-- start Material to process --

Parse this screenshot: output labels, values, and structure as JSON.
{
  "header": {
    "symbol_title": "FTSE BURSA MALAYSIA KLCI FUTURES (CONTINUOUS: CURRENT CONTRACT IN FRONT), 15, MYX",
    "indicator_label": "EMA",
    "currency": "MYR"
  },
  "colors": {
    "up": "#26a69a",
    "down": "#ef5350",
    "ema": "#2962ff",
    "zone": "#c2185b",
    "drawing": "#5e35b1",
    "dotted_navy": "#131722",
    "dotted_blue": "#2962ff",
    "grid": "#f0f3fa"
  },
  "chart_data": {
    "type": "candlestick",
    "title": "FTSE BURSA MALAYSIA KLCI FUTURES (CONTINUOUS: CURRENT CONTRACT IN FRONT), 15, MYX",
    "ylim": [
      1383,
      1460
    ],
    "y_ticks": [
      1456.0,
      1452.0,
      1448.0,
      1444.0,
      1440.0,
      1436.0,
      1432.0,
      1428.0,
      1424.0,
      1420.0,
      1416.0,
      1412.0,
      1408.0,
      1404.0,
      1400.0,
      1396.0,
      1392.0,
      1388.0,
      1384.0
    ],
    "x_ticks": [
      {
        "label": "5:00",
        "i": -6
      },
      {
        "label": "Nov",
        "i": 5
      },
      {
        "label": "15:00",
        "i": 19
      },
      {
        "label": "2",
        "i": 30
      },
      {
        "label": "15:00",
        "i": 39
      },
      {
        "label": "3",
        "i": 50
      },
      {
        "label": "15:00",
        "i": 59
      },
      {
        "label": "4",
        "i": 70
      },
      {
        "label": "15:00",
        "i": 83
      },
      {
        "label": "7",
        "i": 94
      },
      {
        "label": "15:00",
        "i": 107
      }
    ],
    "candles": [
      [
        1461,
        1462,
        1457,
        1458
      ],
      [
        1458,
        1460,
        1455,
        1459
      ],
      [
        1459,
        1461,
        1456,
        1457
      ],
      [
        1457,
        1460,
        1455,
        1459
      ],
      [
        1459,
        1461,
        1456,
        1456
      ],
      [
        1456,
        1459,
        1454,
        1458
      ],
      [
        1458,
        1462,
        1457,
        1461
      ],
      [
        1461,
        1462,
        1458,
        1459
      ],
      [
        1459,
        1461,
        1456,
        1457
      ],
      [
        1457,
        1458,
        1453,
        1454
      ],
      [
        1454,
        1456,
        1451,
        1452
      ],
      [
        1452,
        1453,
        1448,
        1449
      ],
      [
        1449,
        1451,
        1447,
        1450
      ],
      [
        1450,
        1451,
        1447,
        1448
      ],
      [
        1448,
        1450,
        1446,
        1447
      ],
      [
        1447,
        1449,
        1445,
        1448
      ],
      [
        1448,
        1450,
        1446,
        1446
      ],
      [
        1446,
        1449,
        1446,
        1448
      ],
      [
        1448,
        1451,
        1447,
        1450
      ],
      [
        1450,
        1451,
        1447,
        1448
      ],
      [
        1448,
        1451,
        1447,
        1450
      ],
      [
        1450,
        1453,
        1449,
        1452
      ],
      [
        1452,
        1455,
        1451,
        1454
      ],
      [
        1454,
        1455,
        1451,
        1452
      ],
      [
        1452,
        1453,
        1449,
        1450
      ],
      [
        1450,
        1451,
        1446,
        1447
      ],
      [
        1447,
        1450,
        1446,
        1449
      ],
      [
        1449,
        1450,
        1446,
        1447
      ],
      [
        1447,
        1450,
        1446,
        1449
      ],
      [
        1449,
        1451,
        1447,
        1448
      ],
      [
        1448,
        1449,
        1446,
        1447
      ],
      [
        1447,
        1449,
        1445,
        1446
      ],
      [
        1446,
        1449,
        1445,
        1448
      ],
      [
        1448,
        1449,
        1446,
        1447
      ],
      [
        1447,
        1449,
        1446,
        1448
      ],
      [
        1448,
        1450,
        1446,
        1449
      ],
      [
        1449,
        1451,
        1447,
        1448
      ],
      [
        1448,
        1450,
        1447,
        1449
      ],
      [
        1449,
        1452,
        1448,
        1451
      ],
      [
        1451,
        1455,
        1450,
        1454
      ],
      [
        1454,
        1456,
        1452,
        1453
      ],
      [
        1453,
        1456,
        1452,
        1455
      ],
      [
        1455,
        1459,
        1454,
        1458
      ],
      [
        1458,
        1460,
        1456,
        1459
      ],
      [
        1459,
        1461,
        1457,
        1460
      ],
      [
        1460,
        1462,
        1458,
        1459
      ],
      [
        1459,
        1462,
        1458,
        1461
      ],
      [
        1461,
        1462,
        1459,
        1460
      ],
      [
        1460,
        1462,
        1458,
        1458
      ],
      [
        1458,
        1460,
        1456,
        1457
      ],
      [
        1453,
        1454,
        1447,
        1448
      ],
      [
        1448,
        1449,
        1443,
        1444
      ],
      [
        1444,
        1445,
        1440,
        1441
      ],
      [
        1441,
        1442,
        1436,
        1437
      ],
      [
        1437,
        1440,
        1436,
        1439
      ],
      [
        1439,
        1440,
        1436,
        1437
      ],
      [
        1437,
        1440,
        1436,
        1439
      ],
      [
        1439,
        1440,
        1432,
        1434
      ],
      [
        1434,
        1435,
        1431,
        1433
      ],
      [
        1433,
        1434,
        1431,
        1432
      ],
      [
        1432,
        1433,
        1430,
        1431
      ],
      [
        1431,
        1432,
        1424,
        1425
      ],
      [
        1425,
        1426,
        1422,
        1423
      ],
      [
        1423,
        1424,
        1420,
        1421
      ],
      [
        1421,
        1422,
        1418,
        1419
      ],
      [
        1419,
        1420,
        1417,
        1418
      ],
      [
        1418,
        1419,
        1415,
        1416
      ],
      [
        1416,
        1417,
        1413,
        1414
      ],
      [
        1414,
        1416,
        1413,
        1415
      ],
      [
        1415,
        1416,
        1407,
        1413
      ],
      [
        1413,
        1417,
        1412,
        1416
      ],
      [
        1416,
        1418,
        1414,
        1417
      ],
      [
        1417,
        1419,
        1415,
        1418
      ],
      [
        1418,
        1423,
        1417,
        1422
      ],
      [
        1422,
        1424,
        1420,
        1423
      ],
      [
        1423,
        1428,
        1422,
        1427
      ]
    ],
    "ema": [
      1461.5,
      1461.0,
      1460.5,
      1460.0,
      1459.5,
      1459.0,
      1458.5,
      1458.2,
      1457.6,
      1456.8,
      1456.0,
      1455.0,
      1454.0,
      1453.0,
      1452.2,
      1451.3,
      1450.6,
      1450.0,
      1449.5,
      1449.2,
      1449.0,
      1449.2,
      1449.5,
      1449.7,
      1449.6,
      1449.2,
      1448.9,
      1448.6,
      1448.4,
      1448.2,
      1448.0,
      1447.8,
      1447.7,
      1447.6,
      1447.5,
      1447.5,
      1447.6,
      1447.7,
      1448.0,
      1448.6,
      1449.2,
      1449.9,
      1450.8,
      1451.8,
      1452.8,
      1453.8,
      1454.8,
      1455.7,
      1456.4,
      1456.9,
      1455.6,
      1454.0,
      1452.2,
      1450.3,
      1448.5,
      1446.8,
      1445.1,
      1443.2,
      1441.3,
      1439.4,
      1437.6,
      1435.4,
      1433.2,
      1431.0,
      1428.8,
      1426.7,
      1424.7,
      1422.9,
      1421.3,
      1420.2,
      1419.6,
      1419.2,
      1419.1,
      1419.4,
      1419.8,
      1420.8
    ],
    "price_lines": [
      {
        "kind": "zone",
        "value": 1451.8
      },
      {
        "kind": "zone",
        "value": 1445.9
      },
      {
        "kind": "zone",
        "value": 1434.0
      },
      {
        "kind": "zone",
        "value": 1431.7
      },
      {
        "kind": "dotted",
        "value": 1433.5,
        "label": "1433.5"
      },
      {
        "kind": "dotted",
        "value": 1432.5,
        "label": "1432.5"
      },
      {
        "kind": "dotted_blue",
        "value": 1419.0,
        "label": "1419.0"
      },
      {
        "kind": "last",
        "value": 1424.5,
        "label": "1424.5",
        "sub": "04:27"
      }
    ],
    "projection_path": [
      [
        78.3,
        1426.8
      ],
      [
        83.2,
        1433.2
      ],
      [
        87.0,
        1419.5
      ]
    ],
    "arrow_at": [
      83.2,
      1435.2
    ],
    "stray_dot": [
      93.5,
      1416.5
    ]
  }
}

-- end Material to process --

**Task requirements**
Reply with only the number of lines in the material above where the string "FUTURES" appears.

**Task answer**
2